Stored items
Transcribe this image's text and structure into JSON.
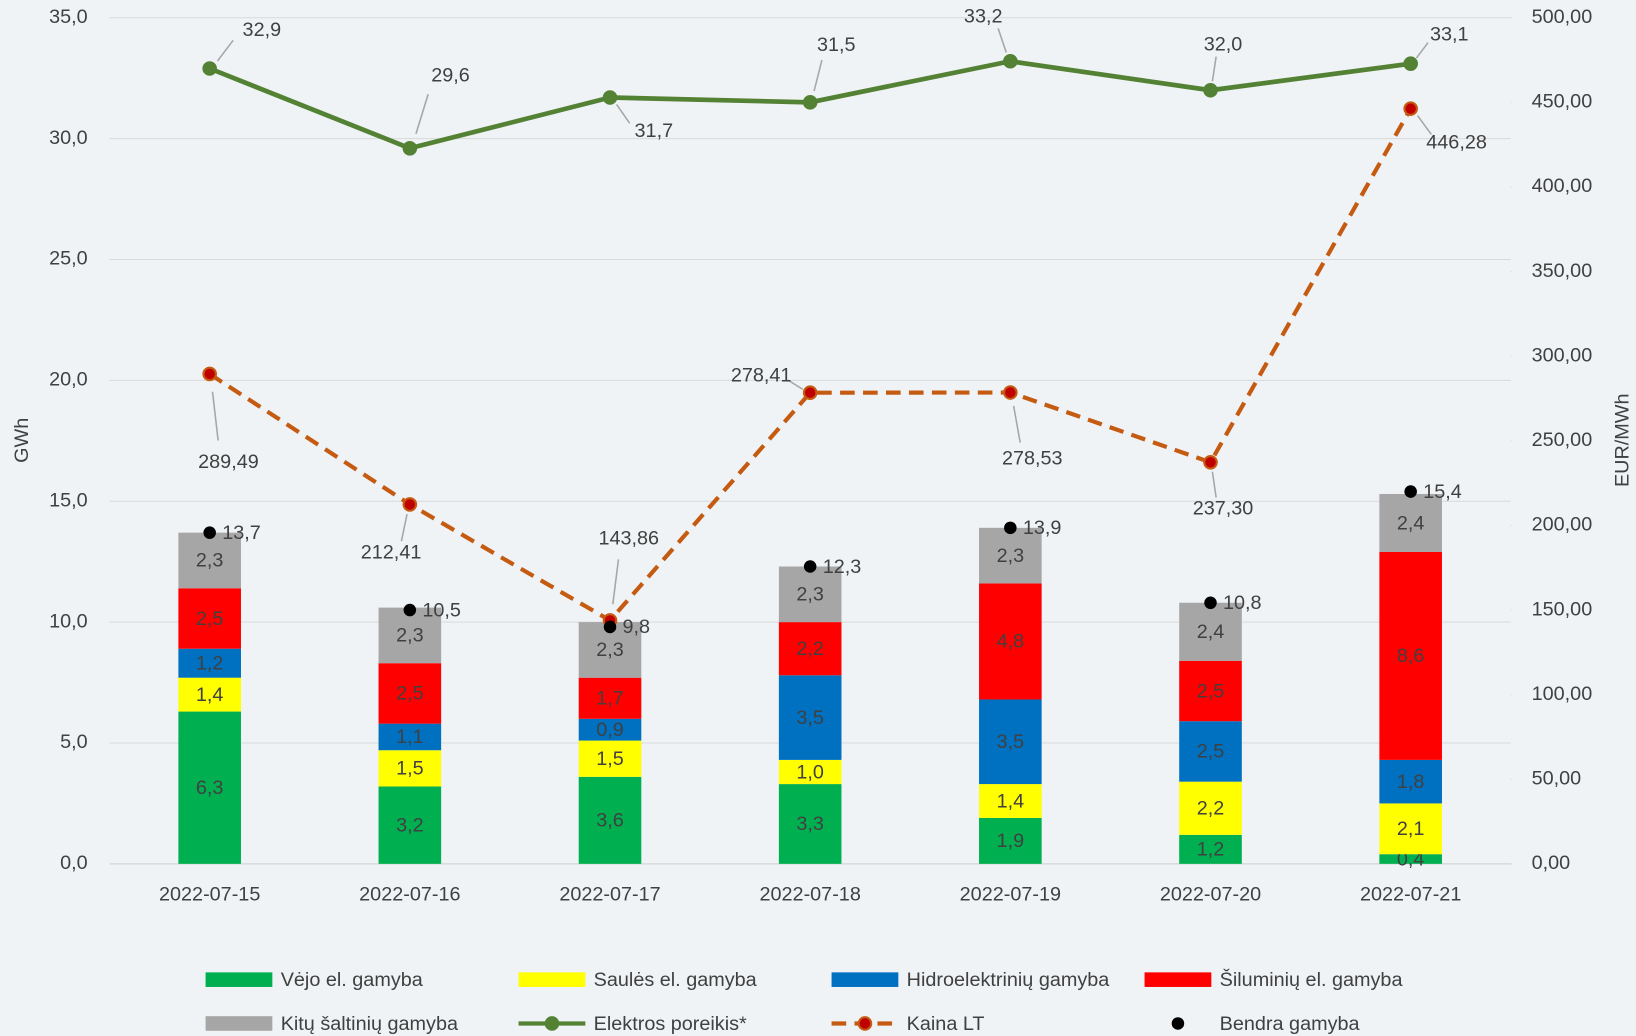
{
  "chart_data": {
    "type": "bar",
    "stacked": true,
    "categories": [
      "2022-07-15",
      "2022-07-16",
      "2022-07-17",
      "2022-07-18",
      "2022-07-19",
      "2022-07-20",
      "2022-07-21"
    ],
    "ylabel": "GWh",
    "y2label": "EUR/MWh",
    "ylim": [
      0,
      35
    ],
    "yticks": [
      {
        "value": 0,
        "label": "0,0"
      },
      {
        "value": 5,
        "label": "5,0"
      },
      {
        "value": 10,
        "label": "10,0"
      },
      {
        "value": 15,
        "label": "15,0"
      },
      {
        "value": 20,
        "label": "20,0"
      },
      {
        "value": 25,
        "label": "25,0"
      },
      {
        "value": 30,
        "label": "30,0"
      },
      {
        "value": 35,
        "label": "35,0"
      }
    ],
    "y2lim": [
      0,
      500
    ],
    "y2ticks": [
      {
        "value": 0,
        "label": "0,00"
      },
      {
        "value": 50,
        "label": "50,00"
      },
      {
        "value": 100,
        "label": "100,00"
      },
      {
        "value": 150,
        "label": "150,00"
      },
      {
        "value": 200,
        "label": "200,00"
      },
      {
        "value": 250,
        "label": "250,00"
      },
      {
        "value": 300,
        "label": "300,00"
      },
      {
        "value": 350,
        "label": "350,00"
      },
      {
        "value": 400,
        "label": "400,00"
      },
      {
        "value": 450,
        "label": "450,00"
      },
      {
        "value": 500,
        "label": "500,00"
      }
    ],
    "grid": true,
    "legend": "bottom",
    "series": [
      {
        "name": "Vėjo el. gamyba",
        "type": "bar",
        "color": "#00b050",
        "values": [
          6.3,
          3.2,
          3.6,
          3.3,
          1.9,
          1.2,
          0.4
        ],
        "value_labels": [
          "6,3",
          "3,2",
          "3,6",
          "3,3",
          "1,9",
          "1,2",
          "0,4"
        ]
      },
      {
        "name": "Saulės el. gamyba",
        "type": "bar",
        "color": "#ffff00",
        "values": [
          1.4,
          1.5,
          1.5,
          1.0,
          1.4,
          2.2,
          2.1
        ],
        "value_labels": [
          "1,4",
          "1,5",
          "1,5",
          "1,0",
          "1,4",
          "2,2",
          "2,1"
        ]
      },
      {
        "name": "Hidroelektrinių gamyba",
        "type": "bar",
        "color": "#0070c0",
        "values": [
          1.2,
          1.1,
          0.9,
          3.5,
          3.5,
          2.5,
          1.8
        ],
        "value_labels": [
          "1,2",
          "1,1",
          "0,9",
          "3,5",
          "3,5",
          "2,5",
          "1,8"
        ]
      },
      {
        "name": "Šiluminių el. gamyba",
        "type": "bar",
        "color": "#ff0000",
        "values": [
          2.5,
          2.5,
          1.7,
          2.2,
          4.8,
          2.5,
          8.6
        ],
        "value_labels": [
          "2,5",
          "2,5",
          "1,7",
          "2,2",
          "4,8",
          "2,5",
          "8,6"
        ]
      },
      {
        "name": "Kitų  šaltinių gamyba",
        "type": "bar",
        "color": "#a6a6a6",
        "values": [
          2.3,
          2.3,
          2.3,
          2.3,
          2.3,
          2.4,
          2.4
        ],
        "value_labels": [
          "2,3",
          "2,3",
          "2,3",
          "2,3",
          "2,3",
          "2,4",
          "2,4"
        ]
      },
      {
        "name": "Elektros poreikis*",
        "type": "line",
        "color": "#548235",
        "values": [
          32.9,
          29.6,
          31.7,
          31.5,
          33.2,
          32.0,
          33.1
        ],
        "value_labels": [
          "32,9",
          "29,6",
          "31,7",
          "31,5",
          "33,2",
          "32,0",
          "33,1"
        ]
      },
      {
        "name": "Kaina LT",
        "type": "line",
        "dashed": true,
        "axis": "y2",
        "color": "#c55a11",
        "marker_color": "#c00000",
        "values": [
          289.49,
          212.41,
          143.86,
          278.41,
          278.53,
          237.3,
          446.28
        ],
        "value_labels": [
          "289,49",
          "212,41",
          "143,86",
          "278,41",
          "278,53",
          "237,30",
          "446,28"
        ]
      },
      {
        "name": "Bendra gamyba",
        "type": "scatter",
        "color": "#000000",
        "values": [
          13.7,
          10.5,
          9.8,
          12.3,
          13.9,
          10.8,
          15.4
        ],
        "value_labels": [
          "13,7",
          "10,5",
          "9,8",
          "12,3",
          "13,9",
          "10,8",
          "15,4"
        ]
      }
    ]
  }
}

--

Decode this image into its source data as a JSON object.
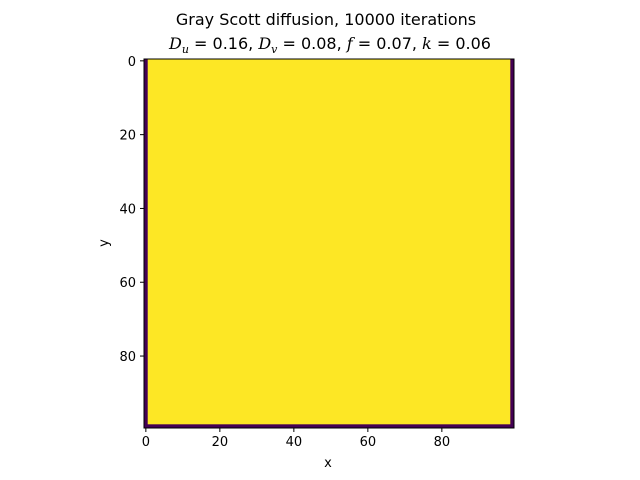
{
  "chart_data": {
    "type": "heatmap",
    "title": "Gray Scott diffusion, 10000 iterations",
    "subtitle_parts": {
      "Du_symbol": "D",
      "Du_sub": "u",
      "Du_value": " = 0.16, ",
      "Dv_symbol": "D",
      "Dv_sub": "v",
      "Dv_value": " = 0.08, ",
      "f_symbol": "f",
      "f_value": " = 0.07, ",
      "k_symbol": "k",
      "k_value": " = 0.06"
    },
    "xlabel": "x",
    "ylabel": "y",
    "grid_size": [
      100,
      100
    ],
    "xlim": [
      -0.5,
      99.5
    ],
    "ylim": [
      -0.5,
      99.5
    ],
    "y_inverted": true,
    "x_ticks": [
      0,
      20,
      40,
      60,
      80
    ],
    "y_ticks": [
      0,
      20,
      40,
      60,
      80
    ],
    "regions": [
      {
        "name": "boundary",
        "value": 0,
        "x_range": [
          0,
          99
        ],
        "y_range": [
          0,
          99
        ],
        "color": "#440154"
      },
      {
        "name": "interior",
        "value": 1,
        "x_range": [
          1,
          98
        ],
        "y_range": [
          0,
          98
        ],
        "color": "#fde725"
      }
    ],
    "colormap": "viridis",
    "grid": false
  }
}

---

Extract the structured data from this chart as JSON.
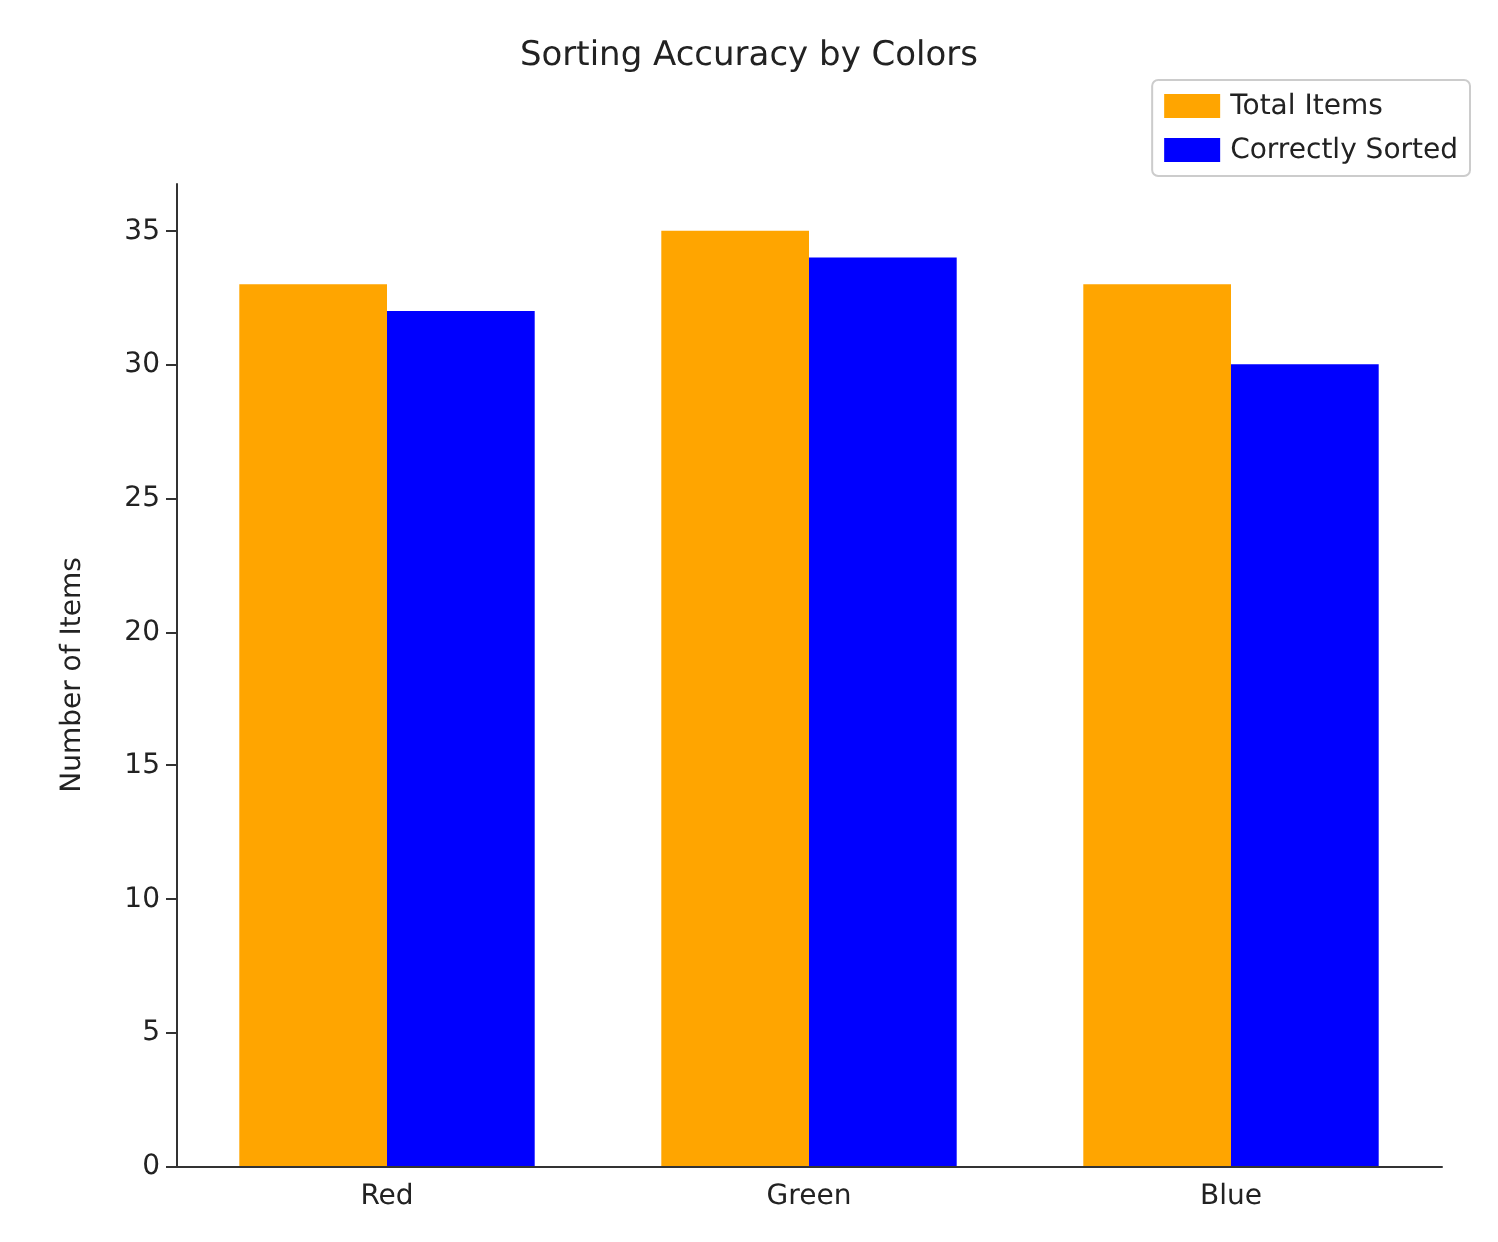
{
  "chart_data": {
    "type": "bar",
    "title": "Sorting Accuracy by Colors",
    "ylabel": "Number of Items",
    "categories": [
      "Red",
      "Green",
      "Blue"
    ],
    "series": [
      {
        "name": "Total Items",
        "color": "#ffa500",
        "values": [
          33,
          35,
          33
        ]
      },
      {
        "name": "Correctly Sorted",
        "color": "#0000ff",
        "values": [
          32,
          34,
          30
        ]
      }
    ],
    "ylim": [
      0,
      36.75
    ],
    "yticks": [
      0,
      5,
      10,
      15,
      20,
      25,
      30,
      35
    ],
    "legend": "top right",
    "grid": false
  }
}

◆ **What is expected**:
Only the count is wanted: report how many lines of the material above hold the word "JSON".

◆ **Correct response**:
3